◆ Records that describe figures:
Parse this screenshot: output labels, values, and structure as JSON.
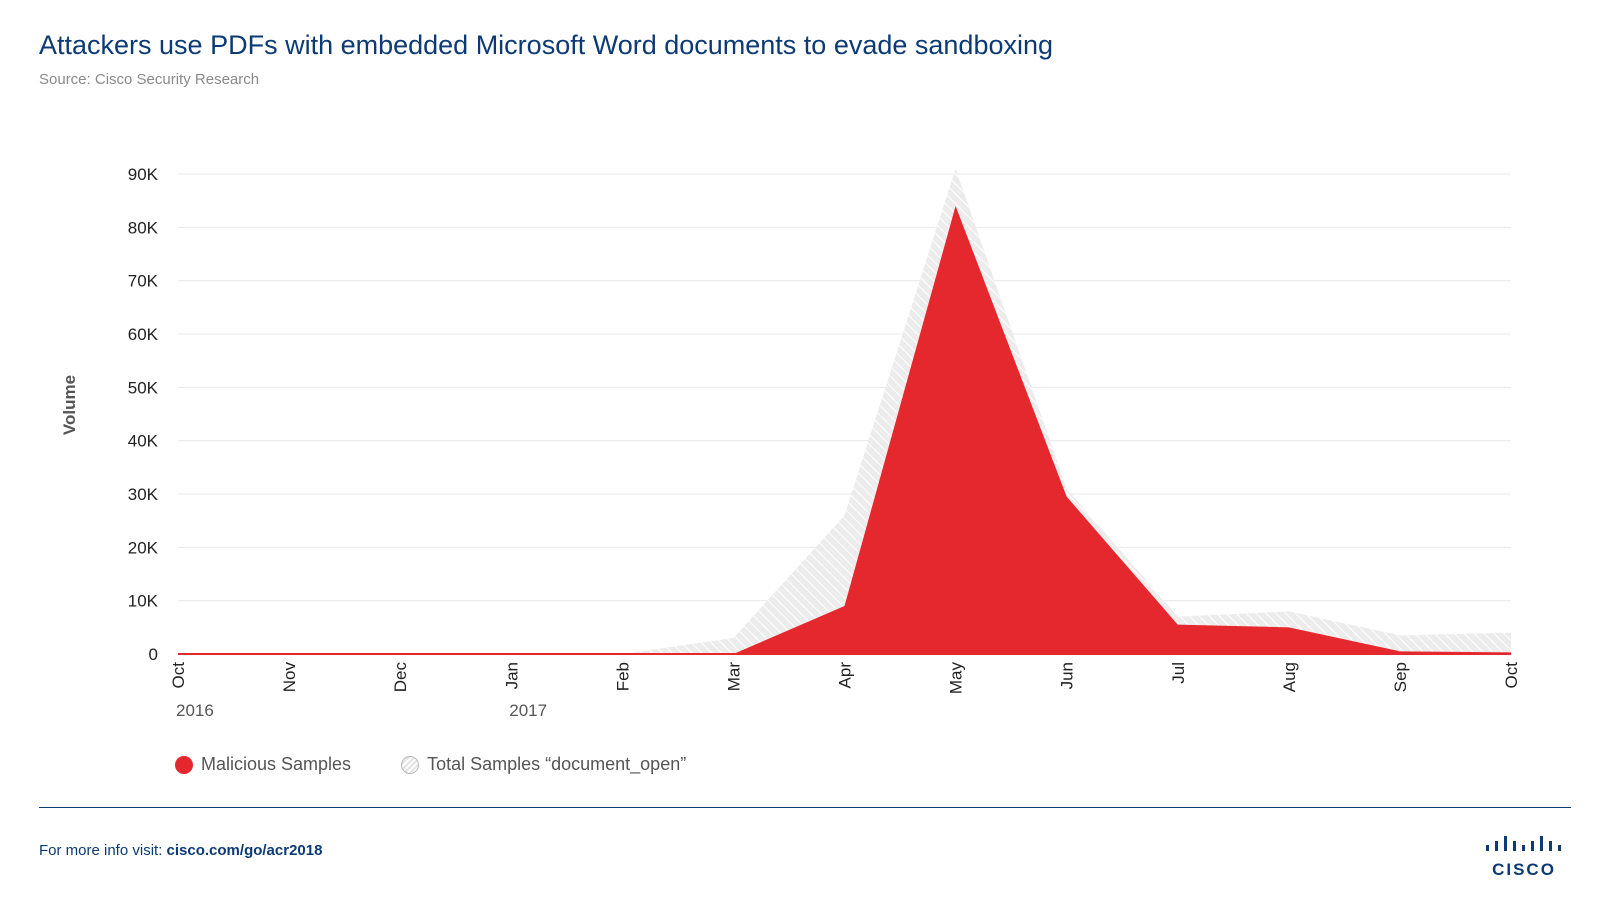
{
  "header": {
    "title": "Attackers use PDFs with embedded Microsoft Word documents to evade sandboxing",
    "subtitle": "Source: Cisco Security Research"
  },
  "chart_data": {
    "type": "area",
    "ylabel": "Volume",
    "xlabel": "",
    "categories": [
      "Oct",
      "Nov",
      "Dec",
      "Jan",
      "Feb",
      "Mar",
      "Apr",
      "May",
      "Jun",
      "Jul",
      "Aug",
      "Sep",
      "Oct"
    ],
    "year_labels": [
      {
        "index": 0,
        "label": "2016"
      },
      {
        "index": 3,
        "label": "2017"
      }
    ],
    "ylim": [
      0,
      90000
    ],
    "yticks": [
      0,
      10000,
      20000,
      30000,
      40000,
      50000,
      60000,
      70000,
      80000,
      90000
    ],
    "ytick_labels": [
      "0",
      "10K",
      "20K",
      "30K",
      "40K",
      "50K",
      "60K",
      "70K",
      "80K",
      "90K"
    ],
    "grid": true,
    "legend_position": "bottom-left",
    "series": [
      {
        "name": "Total Samples “document_open”",
        "values": [
          0,
          0,
          0,
          0,
          0,
          3000,
          26000,
          91000,
          31000,
          7000,
          8000,
          3500,
          4000
        ],
        "color": "#e3e3e3",
        "style": "hatched"
      },
      {
        "name": "Malicious Samples",
        "values": [
          0,
          0,
          0,
          0,
          0,
          0,
          9000,
          84000,
          29500,
          5500,
          5000,
          500,
          300
        ],
        "color": "#e4282d",
        "style": "solid"
      }
    ]
  },
  "legend": {
    "malicious": "Malicious Samples",
    "total": "Total Samples “document_open”"
  },
  "footer": {
    "prefix": "For more info visit: ",
    "link": "cisco.com/go/acr2018"
  },
  "logo": {
    "word": "CISCO"
  }
}
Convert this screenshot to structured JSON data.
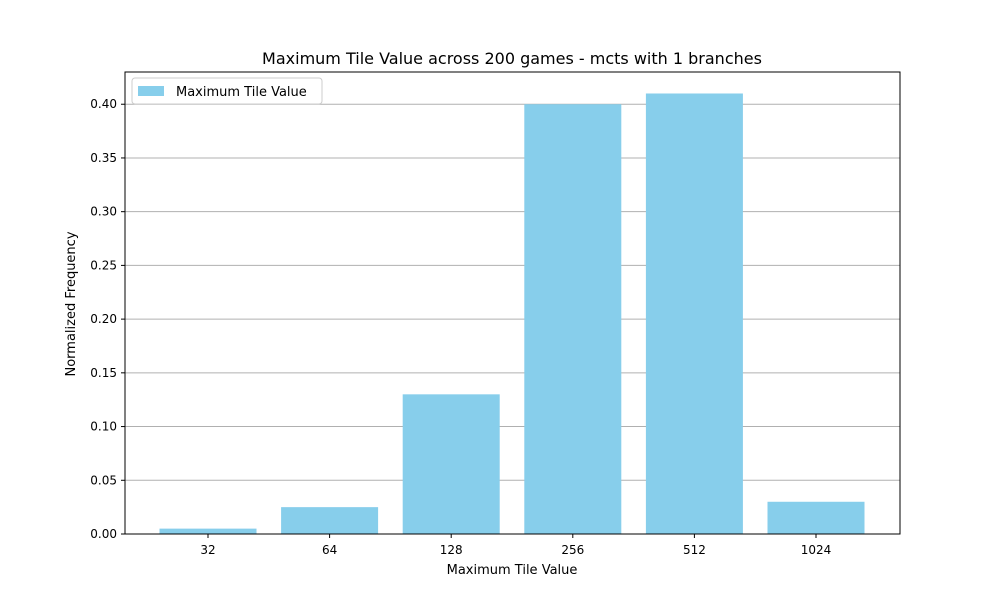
{
  "chart_data": {
    "type": "bar",
    "title": "Maximum Tile Value across 200 games - mcts with 1 branches",
    "xlabel": "Maximum Tile Value",
    "ylabel": "Normalized Frequency",
    "categories": [
      "32",
      "64",
      "128",
      "256",
      "512",
      "1024"
    ],
    "series": [
      {
        "name": "Maximum Tile Value",
        "values": [
          0.005,
          0.025,
          0.13,
          0.4,
          0.41,
          0.03
        ]
      }
    ],
    "ylim": [
      0,
      0.43
    ],
    "yticks": [
      "0.00",
      "0.05",
      "0.10",
      "0.15",
      "0.20",
      "0.25",
      "0.30",
      "0.35",
      "0.40"
    ],
    "grid": "horizontal",
    "legend_position": "top-left",
    "bar_color": "#87ceeb"
  }
}
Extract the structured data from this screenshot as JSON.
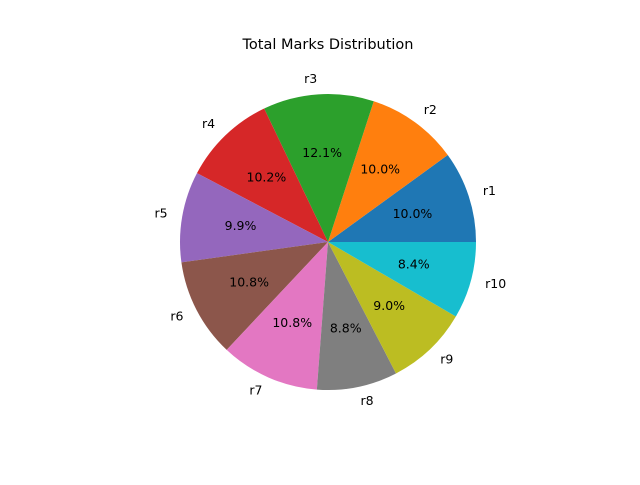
{
  "chart_data": {
    "type": "pie",
    "title": "Total Marks Distribution",
    "start_angle_deg": 0,
    "direction": "counterclockwise",
    "labels": [
      "r1",
      "r2",
      "r3",
      "r4",
      "r5",
      "r6",
      "r7",
      "r8",
      "r9",
      "r10"
    ],
    "values": [
      10.0,
      10.0,
      12.1,
      10.2,
      9.9,
      10.8,
      10.8,
      8.8,
      9.0,
      8.4
    ],
    "percent_labels": [
      "10.0%",
      "10.0%",
      "12.1%",
      "10.2%",
      "9.9%",
      "10.8%",
      "10.8%",
      "8.8%",
      "9.0%",
      "8.4%"
    ],
    "colors": [
      "#1f77b4",
      "#ff7f0e",
      "#2ca02c",
      "#d62728",
      "#9467bd",
      "#8c564b",
      "#e377c2",
      "#7f7f7f",
      "#bcbd22",
      "#17becf"
    ]
  }
}
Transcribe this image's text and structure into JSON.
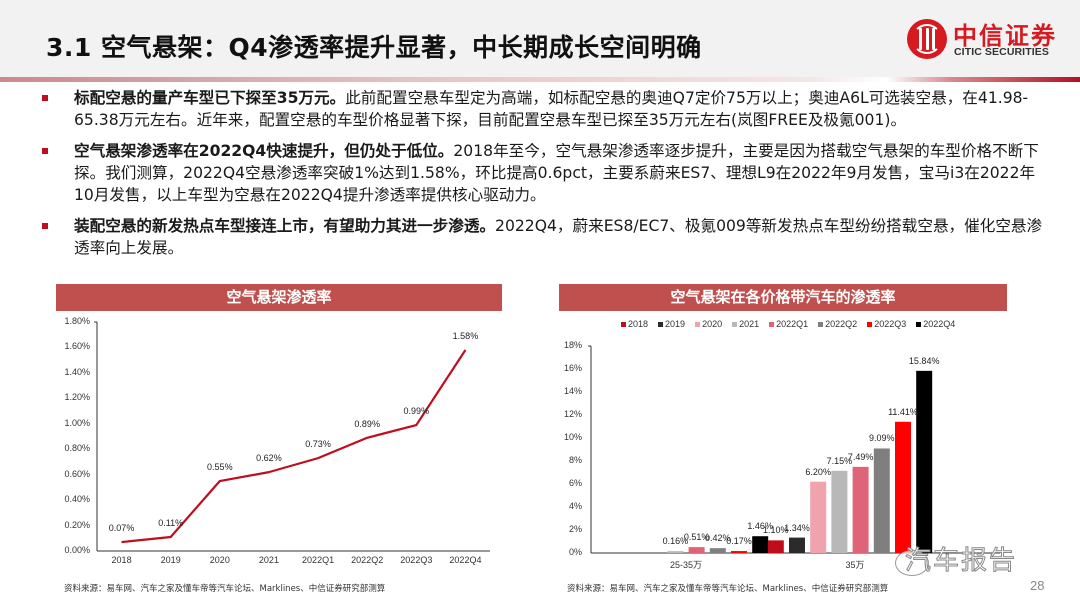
{
  "header": {
    "title": "3.1 空气悬架：Q4渗透率提升显著，中长期成长空间明确",
    "logo_cn": "中信证券",
    "logo_en": "CITIC SECURITIES",
    "brand_color": "#d71920"
  },
  "bullets": [
    {
      "bold": "标配空悬的量产车型已下探至35万元。",
      "text": "此前配置空悬车型定为高端，如标配空悬的奥迪Q7定价75万以上；奥迪A6L可选装空悬，在41.98-65.38万元左右。近年来，配置空悬的车型价格显著下探，目前配置空悬车型已探至35万元左右(岚图FREE及极氪001)。"
    },
    {
      "bold": "空气悬架渗透率在2022Q4快速提升，但仍处于低位。",
      "text": "2018年至今，空气悬架渗透率逐步提升，主要是因为搭载空气悬架的车型价格不断下探。我们测算，2022Q4空悬渗透率突破1%达到1.58%，环比提高0.6pct，主要系蔚来ES7、理想L9在2022年9月发售，宝马i3在2022年10月发售，以上车型为空悬在2022Q4提升渗透率提供核心驱动力。"
    },
    {
      "bold": "装配空悬的新发热点车型接连上市，有望助力其进一步渗透。",
      "text": "2022Q4，蔚来ES8/EC7、极氪009等新发热点车型纷纷搭载空悬，催化空悬渗透率向上发展。"
    }
  ],
  "chart_data": [
    {
      "type": "line",
      "title": "空气悬架渗透率",
      "categories": [
        "2018",
        "2019",
        "2020",
        "2021",
        "2022Q1",
        "2022Q2",
        "2022Q3",
        "2022Q4"
      ],
      "values": [
        0.07,
        0.11,
        0.55,
        0.62,
        0.73,
        0.89,
        0.99,
        1.58
      ],
      "value_labels": [
        "0.07%",
        "0.11%",
        "0.55%",
        "0.62%",
        "0.73%",
        "0.89%",
        "0.99%",
        "1.58%"
      ],
      "xlabel": "",
      "ylabel": "",
      "ylim": [
        0,
        1.8
      ],
      "yticks": [
        "0.00%",
        "0.20%",
        "0.40%",
        "0.60%",
        "0.80%",
        "1.00%",
        "1.20%",
        "1.40%",
        "1.60%",
        "1.80%"
      ],
      "line_color": "#c00d1e",
      "grid": false,
      "source": "资料来源：易车网、汽车之家及懂车帝等汽车论坛、Marklines、中信证券研究部测算"
    },
    {
      "type": "bar",
      "title": "空气悬架在各价格带汽车的渗透率",
      "categories": [
        "25-35万",
        "35万"
      ],
      "series": [
        {
          "name": "2018",
          "values": [
            0,
            1.1
          ],
          "color": "#c00d1e"
        },
        {
          "name": "2019",
          "values": [
            0,
            1.34
          ],
          "color": "#2b2b2b"
        },
        {
          "name": "2020",
          "values": [
            0,
            6.2
          ],
          "color": "#f0a3ac"
        },
        {
          "name": "2021",
          "values": [
            0.16,
            7.15
          ],
          "color": "#b8b8b8"
        },
        {
          "name": "2022Q1",
          "values": [
            0.51,
            7.49
          ],
          "color": "#e06478"
        },
        {
          "name": "2022Q2",
          "values": [
            0.42,
            9.09
          ],
          "color": "#7f7f7f"
        },
        {
          "name": "2022Q3",
          "values": [
            0.17,
            11.41
          ],
          "color": "#ff0000"
        },
        {
          "name": "2022Q4",
          "values": [
            1.46,
            15.84
          ],
          "color": "#000000"
        }
      ],
      "value_labels": [
        [
          "",
          "",
          "",
          "0.16%",
          "0.51%",
          "0.42%",
          "0.17%",
          "1.46%"
        ],
        [
          "1.10%",
          "1.34%",
          "6.20%",
          "7.15%",
          "7.49%",
          "9.09%",
          "11.41%",
          "15.84%"
        ]
      ],
      "xlabel": "",
      "ylabel": "",
      "ylim": [
        0,
        18
      ],
      "yticks": [
        "0%",
        "2%",
        "4%",
        "6%",
        "8%",
        "10%",
        "12%",
        "14%",
        "16%",
        "18%"
      ],
      "legend_position": "top",
      "grid": false,
      "source": "资料来源：易车网、汽车之家及懂车帝等汽车论坛、Marklines、中信证券研究部测算"
    }
  ],
  "footer": {
    "watermark": "汽车报告",
    "page_number": "28"
  }
}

◆ EXERCISE AIM: Reproduce the records verbatim, omitting all images they contain.

◆ SOLUTION TO THE EXERCISE:
Parse this screenshot: output labels, values, and structure as JSON.
{
  "header": {
    "title": "Attackers use PDFs with embedded Microsoft Word documents to evade sandboxing",
    "subtitle": "Source: Cisco Security Research"
  },
  "chart_data": {
    "type": "area",
    "ylabel": "Volume",
    "xlabel": "",
    "categories": [
      "Oct",
      "Nov",
      "Dec",
      "Jan",
      "Feb",
      "Mar",
      "Apr",
      "May",
      "Jun",
      "Jul",
      "Aug",
      "Sep",
      "Oct"
    ],
    "year_labels": [
      {
        "index": 0,
        "label": "2016"
      },
      {
        "index": 3,
        "label": "2017"
      }
    ],
    "ylim": [
      0,
      90000
    ],
    "yticks": [
      0,
      10000,
      20000,
      30000,
      40000,
      50000,
      60000,
      70000,
      80000,
      90000
    ],
    "ytick_labels": [
      "0",
      "10K",
      "20K",
      "30K",
      "40K",
      "50K",
      "60K",
      "70K",
      "80K",
      "90K"
    ],
    "grid": true,
    "legend_position": "bottom-left",
    "series": [
      {
        "name": "Total Samples “document_open”",
        "values": [
          0,
          0,
          0,
          0,
          0,
          3000,
          26000,
          91000,
          31000,
          7000,
          8000,
          3500,
          4000
        ],
        "color": "#e3e3e3",
        "style": "hatched"
      },
      {
        "name": "Malicious Samples",
        "values": [
          0,
          0,
          0,
          0,
          0,
          0,
          9000,
          84000,
          29500,
          5500,
          5000,
          500,
          300
        ],
        "color": "#e4282d",
        "style": "solid"
      }
    ]
  },
  "legend": {
    "malicious": "Malicious Samples",
    "total": "Total Samples “document_open”"
  },
  "footer": {
    "prefix": "For more info visit: ",
    "link": "cisco.com/go/acr2018"
  },
  "logo": {
    "word": "CISCO"
  }
}
Convert this screenshot to structured JSON data.
{
  "chart_data": {
    "type": "bar",
    "title": "Maximum Tile Value across 200 games - mcts with 1 branches",
    "xlabel": "Maximum Tile Value",
    "ylabel": "Normalized Frequency",
    "categories": [
      "32",
      "64",
      "128",
      "256",
      "512",
      "1024"
    ],
    "series": [
      {
        "name": "Maximum Tile Value",
        "values": [
          0.005,
          0.025,
          0.13,
          0.4,
          0.41,
          0.03
        ]
      }
    ],
    "ylim": [
      0,
      0.43
    ],
    "yticks": [
      "0.00",
      "0.05",
      "0.10",
      "0.15",
      "0.20",
      "0.25",
      "0.30",
      "0.35",
      "0.40"
    ],
    "grid": "horizontal",
    "legend_position": "top-left",
    "bar_color": "#87ceeb"
  }
}
Extract the structured data from this screenshot as JSON.
{
  "chart_data": {
    "type": "pie",
    "title": "Total Marks Distribution",
    "start_angle_deg": 0,
    "direction": "counterclockwise",
    "labels": [
      "r1",
      "r2",
      "r3",
      "r4",
      "r5",
      "r6",
      "r7",
      "r8",
      "r9",
      "r10"
    ],
    "values": [
      10.0,
      10.0,
      12.1,
      10.2,
      9.9,
      10.8,
      10.8,
      8.8,
      9.0,
      8.4
    ],
    "percent_labels": [
      "10.0%",
      "10.0%",
      "12.1%",
      "10.2%",
      "9.9%",
      "10.8%",
      "10.8%",
      "8.8%",
      "9.0%",
      "8.4%"
    ],
    "colors": [
      "#1f77b4",
      "#ff7f0e",
      "#2ca02c",
      "#d62728",
      "#9467bd",
      "#8c564b",
      "#e377c2",
      "#7f7f7f",
      "#bcbd22",
      "#17becf"
    ]
  }
}
Transcribe this image's text and structure into JSON.
{
  "header": {
    "title": "3.1 空气悬架：Q4渗透率提升显著，中长期成长空间明确",
    "logo_cn": "中信证券",
    "logo_en": "CITIC SECURITIES",
    "brand_color": "#d71920"
  },
  "bullets": [
    {
      "bold": "标配空悬的量产车型已下探至35万元。",
      "text": "此前配置空悬车型定为高端，如标配空悬的奥迪Q7定价75万以上；奥迪A6L可选装空悬，在41.98-65.38万元左右。近年来，配置空悬的车型价格显著下探，目前配置空悬车型已探至35万元左右(岚图FREE及极氪001)。"
    },
    {
      "bold": "空气悬架渗透率在2022Q4快速提升，但仍处于低位。",
      "text": "2018年至今，空气悬架渗透率逐步提升，主要是因为搭载空气悬架的车型价格不断下探。我们测算，2022Q4空悬渗透率突破1%达到1.58%，环比提高0.6pct，主要系蔚来ES7、理想L9在2022年9月发售，宝马i3在2022年10月发售，以上车型为空悬在2022Q4提升渗透率提供核心驱动力。"
    },
    {
      "bold": "装配空悬的新发热点车型接连上市，有望助力其进一步渗透。",
      "text": "2022Q4，蔚来ES8/EC7、极氪009等新发热点车型纷纷搭载空悬，催化空悬渗透率向上发展。"
    }
  ],
  "chart_data": [
    {
      "type": "line",
      "title": "空气悬架渗透率",
      "categories": [
        "2018",
        "2019",
        "2020",
        "2021",
        "2022Q1",
        "2022Q2",
        "2022Q3",
        "2022Q4"
      ],
      "values": [
        0.07,
        0.11,
        0.55,
        0.62,
        0.73,
        0.89,
        0.99,
        1.58
      ],
      "value_labels": [
        "0.07%",
        "0.11%",
        "0.55%",
        "0.62%",
        "0.73%",
        "0.89%",
        "0.99%",
        "1.58%"
      ],
      "xlabel": "",
      "ylabel": "",
      "ylim": [
        0,
        1.8
      ],
      "yticks": [
        "0.00%",
        "0.20%",
        "0.40%",
        "0.60%",
        "0.80%",
        "1.00%",
        "1.20%",
        "1.40%",
        "1.60%",
        "1.80%"
      ],
      "line_color": "#c00d1e",
      "grid": false,
      "source": "资料来源：易车网、汽车之家及懂车帝等汽车论坛、Marklines、中信证券研究部测算"
    },
    {
      "type": "bar",
      "title": "空气悬架在各价格带汽车的渗透率",
      "categories": [
        "25-35万",
        "35万"
      ],
      "series": [
        {
          "name": "2018",
          "values": [
            0,
            1.1
          ],
          "color": "#c00d1e"
        },
        {
          "name": "2019",
          "values": [
            0,
            1.34
          ],
          "color": "#2b2b2b"
        },
        {
          "name": "2020",
          "values": [
            0,
            6.2
          ],
          "color": "#f0a3ac"
        },
        {
          "name": "2021",
          "values": [
            0.16,
            7.15
          ],
          "color": "#b8b8b8"
        },
        {
          "name": "2022Q1",
          "values": [
            0.51,
            7.49
          ],
          "color": "#e06478"
        },
        {
          "name": "2022Q2",
          "values": [
            0.42,
            9.09
          ],
          "color": "#7f7f7f"
        },
        {
          "name": "2022Q3",
          "values": [
            0.17,
            11.41
          ],
          "color": "#ff0000"
        },
        {
          "name": "2022Q4",
          "values": [
            1.46,
            15.84
          ],
          "color": "#000000"
        }
      ],
      "value_labels": [
        [
          "",
          "",
          "",
          "0.16%",
          "0.51%",
          "0.42%",
          "0.17%",
          "1.46%"
        ],
        [
          "1.10%",
          "1.34%",
          "6.20%",
          "7.15%",
          "7.49%",
          "9.09%",
          "11.41%",
          "15.84%"
        ]
      ],
      "xlabel": "",
      "ylabel": "",
      "ylim": [
        0,
        18
      ],
      "yticks": [
        "0%",
        "2%",
        "4%",
        "6%",
        "8%",
        "10%",
        "12%",
        "14%",
        "16%",
        "18%"
      ],
      "legend_position": "top",
      "grid": false,
      "source": "资料来源：易车网、汽车之家及懂车帝等汽车论坛、Marklines、中信证券研究部测算"
    }
  ],
  "footer": {
    "watermark": "汽车报告",
    "page_number": "28"
  }
}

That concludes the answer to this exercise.